**AIM OF THE TASK:** Pull out every line below containing the word "SOCl₂".

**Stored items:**
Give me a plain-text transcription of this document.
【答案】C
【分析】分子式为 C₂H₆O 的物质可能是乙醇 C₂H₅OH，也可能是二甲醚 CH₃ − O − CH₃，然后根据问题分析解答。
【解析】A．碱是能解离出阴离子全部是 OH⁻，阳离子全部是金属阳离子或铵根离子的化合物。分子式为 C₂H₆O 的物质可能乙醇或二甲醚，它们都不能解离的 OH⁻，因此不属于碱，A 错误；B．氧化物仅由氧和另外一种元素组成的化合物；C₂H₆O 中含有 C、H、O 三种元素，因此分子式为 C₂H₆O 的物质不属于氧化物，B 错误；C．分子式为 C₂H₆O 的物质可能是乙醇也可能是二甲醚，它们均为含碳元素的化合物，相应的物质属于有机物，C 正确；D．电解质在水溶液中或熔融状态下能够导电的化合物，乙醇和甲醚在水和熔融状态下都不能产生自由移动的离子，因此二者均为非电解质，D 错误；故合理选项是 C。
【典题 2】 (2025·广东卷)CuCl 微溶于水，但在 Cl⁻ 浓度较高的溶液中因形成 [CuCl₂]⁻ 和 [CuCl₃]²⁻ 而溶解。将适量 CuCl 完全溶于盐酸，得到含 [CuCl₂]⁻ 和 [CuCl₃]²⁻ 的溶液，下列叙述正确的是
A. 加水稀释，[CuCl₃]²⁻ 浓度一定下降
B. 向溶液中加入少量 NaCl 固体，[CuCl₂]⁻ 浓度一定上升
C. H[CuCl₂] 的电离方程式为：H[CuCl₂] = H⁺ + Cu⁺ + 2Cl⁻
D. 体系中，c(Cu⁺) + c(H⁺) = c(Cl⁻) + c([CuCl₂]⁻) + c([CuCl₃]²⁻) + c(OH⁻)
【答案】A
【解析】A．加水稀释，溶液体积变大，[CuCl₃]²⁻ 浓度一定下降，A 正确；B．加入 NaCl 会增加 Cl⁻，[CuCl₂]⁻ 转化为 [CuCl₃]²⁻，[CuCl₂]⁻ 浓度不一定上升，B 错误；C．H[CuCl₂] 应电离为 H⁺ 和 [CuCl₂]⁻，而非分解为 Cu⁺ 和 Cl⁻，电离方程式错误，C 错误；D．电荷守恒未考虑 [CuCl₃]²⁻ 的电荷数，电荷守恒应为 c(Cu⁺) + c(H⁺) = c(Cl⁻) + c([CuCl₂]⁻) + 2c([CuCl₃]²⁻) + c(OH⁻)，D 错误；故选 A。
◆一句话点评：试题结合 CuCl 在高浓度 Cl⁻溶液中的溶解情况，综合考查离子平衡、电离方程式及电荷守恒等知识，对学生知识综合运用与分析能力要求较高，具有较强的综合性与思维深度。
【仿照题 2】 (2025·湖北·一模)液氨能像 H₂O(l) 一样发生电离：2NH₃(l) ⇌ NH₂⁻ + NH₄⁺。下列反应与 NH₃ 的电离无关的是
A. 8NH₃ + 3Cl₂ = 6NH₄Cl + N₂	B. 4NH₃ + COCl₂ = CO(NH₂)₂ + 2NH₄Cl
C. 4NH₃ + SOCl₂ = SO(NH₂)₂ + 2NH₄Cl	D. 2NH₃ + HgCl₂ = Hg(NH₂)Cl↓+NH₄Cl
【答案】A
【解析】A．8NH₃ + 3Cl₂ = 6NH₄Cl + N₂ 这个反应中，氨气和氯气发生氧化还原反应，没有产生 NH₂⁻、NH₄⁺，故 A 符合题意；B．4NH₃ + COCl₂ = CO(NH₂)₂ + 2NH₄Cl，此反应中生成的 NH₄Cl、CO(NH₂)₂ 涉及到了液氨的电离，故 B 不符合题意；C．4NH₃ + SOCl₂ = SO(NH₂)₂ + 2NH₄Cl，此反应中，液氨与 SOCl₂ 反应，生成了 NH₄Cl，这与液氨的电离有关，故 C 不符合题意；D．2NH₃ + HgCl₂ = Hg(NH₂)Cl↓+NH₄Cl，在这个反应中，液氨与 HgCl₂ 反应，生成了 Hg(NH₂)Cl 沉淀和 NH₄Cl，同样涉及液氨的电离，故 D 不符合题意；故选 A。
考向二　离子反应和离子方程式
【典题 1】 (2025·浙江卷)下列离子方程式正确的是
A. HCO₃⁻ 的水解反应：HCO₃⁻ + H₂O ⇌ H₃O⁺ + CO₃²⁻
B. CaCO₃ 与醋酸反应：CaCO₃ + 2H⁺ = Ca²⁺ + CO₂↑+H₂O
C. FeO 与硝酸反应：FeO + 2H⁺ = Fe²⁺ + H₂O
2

**COMPLETE OUTPUT:**
C. 4NH₃ + SOCl₂ = SO(NH₂)₂ + 2NH₄Cl	D. 2NH₃ + HgCl₂ = Hg(NH₂)Cl↓+NH₄Cl
【解析】A．8NH₃ + 3Cl₂ = 6NH₄Cl + N₂ 这个反应中，氨气和氯气发生氧化还原反应，没有产生 NH₂⁻、NH₄⁺，故 A 符合题意；B．4NH₃ + COCl₂ = CO(NH₂)₂ + 2NH₄Cl，此反应中生成的 NH₄Cl、CO(NH₂)₂ 涉及到了液氨的电离，故 B 不符合题意；C．4NH₃ + SOCl₂ = SO(NH₂)₂ + 2NH₄Cl，此反应中，液氨与 SOCl₂ 反应，生成了 NH₄Cl，这与液氨的电离有关，故 C 不符合题意；D．2NH₃ + HgCl₂ = Hg(NH₂)Cl↓+NH₄Cl，在这个反应中，液氨与 HgCl₂ 反应，生成了 Hg(NH₂)Cl 沉淀和 NH₄Cl，同样涉及液氨的电离，故 D 不符合题意；故选 A。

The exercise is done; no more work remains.